**GIVEN RECORDS:**
______________________________

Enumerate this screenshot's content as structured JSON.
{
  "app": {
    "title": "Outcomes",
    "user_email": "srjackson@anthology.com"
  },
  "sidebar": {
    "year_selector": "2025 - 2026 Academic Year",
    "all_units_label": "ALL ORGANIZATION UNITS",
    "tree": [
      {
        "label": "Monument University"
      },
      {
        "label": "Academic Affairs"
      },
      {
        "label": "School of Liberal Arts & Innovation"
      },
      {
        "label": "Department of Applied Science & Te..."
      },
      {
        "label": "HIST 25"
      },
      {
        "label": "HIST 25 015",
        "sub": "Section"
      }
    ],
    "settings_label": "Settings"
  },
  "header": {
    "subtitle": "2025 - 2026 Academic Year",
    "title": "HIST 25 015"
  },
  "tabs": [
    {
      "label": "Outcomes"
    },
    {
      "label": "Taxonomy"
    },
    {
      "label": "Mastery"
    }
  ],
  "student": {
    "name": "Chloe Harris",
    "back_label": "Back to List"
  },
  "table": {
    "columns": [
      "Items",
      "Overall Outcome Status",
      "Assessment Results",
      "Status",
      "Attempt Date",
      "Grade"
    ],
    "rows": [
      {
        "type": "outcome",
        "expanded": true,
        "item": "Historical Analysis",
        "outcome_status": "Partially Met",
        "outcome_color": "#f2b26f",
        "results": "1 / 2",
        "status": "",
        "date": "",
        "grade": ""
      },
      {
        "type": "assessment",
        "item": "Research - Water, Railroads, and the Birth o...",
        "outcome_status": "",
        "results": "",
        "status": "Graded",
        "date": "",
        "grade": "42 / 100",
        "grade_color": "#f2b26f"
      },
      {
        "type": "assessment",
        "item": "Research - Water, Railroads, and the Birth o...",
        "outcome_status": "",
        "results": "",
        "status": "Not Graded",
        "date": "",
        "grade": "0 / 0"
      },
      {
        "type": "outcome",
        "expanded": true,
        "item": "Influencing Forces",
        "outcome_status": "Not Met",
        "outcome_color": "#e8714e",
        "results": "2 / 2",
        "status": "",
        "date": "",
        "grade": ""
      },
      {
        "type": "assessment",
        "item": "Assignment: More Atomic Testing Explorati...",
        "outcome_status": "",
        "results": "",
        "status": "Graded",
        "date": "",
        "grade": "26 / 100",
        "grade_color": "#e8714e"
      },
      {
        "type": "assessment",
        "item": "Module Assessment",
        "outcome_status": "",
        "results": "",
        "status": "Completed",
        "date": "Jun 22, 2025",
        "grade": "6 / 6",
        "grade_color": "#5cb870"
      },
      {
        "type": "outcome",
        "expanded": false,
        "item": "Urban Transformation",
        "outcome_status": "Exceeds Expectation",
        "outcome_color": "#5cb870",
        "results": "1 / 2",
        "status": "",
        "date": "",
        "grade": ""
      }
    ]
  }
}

______________________________

**WHAT YOU SHOULD DO:**
Print the records above in full, exactly.

**SOLUTION TO THIS PROBLEM:**
Enumerate this screenshot's content as structured JSON.
{
  "app": {
    "title": "Outcomes",
    "user_email": "srjackson@anthology.com"
  },
  "sidebar": {
    "year_selector": "2025 - 2026 Academic Year",
    "all_units_label": "ALL ORGANIZATION UNITS",
    "tree": [
      {
        "label": "Monument University"
      },
      {
        "label": "Academic Affairs"
      },
      {
        "label": "School of Liberal Arts & Innovation"
      },
      {
        "label": "Department of Applied Science & Te..."
      },
      {
        "label": "HIST 25"
      },
      {
        "label": "HIST 25 015",
        "sub": "Section"
      }
    ],
    "settings_label": "Settings"
  },
  "header": {
    "subtitle": "2025 - 2026 Academic Year",
    "title": "HIST 25 015"
  },
  "tabs": [
    {
      "label": "Outcomes"
    },
    {
      "label": "Taxonomy"
    },
    {
      "label": "Mastery"
    }
  ],
  "student": {
    "name": "Chloe Harris",
    "back_label": "Back to List"
  },
  "table": {
    "columns": [
      "Items",
      "Overall Outcome Status",
      "Assessment Results",
      "Status",
      "Attempt Date",
      "Grade"
    ],
    "rows": [
      {
        "type": "outcome",
        "expanded": true,
        "item": "Historical Analysis",
        "outcome_status": "Partially Met",
        "outcome_color": "#f2b26f",
        "results": "1 / 2",
        "status": "",
        "date": "",
        "grade": ""
      },
      {
        "type": "assessment",
        "item": "Research - Water, Railroads, and the Birth o...",
        "outcome_status": "",
        "results": "",
        "status": "Graded",
        "date": "",
        "grade": "42 / 100",
        "grade_color": "#f2b26f"
      },
      {
        "type": "assessment",
        "item": "Research - Water, Railroads, and the Birth o...",
        "outcome_status": "",
        "results": "",
        "status": "Not Graded",
        "date": "",
        "grade": "0 / 0"
      },
      {
        "type": "outcome",
        "expanded": true,
        "item": "Influencing Forces",
        "outcome_status": "Not Met",
        "outcome_color": "#e8714e",
        "results": "2 / 2",
        "status": "",
        "date": "",
        "grade": ""
      },
      {
        "type": "assessment",
        "item": "Assignment: More Atomic Testing Explorati...",
        "outcome_status": "",
        "results": "",
        "status": "Graded",
        "date": "",
        "grade": "26 / 100",
        "grade_color": "#e8714e"
      },
      {
        "type": "assessment",
        "item": "Module Assessment",
        "outcome_status": "",
        "results": "",
        "status": "Completed",
        "date": "Jun 22, 2025",
        "grade": "6 / 6",
        "grade_color": "#5cb870"
      },
      {
        "type": "outcome",
        "expanded": false,
        "item": "Urban Transformation",
        "outcome_status": "Exceeds Expectation",
        "outcome_color": "#5cb870",
        "results": "1 / 2",
        "status": "",
        "date": "",
        "grade": ""
      }
    ]
  }
}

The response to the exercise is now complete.